Records from a data collection:
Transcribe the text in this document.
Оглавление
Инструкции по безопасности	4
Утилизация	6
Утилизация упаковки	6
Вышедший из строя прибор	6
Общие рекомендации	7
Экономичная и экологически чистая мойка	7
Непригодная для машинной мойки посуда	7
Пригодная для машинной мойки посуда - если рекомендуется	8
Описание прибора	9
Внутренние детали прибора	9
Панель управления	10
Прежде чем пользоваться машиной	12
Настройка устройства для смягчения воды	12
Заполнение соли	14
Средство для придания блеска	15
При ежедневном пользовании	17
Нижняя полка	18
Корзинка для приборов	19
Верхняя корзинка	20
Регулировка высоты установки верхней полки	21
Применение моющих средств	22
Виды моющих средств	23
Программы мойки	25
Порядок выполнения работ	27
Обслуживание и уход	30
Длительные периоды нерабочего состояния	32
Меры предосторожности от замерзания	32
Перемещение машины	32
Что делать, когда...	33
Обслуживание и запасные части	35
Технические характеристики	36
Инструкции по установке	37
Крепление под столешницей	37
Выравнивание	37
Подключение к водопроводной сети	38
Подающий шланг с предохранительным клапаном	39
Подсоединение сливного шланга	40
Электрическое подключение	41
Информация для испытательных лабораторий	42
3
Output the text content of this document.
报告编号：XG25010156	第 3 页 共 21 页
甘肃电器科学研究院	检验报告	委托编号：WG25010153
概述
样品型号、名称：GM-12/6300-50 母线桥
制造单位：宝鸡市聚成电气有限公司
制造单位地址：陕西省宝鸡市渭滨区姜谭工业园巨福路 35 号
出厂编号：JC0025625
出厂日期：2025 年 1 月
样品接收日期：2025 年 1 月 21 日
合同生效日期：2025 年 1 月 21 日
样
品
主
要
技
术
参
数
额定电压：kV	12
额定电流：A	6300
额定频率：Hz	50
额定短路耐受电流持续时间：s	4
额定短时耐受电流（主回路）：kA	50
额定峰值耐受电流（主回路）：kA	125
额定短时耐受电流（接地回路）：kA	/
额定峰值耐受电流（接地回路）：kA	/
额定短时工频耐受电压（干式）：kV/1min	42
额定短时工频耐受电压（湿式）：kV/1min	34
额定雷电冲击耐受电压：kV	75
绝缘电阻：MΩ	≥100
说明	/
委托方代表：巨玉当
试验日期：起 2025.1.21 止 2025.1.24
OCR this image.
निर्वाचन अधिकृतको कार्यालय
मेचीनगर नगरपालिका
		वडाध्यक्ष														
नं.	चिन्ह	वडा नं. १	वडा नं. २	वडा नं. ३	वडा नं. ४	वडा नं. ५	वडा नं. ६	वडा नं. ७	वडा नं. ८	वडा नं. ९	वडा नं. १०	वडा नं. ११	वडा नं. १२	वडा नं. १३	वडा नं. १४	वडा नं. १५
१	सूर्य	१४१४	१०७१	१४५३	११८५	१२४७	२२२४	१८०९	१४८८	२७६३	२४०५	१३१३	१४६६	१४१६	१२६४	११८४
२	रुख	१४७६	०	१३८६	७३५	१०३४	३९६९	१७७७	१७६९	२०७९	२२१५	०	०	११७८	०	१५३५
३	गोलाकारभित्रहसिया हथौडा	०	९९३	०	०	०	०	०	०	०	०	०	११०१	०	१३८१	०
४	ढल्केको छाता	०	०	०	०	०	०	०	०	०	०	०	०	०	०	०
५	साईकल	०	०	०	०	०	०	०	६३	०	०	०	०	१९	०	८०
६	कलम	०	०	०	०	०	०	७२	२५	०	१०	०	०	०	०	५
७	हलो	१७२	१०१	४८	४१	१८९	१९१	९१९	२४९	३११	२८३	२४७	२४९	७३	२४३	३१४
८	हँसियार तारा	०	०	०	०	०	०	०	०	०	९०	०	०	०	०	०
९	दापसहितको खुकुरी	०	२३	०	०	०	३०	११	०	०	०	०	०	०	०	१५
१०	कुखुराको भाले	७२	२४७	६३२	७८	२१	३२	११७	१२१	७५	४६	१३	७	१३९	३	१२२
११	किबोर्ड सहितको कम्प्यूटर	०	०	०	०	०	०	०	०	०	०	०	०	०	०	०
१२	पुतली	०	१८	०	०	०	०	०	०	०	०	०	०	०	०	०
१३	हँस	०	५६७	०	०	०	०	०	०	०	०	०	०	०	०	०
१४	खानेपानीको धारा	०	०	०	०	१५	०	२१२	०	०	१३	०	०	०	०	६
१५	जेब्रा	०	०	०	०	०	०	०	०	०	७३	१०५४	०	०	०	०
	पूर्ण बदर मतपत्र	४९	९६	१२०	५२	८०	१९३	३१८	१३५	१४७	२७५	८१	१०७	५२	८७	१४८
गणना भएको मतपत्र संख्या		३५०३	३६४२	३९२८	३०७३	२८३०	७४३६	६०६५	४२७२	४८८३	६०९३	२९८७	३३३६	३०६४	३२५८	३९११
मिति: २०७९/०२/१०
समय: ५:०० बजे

**Problem requirements**:
Copy every line of the records above that contains "document".

**Solution below**:
Transcribe the text in this document.
Output the text content of this document.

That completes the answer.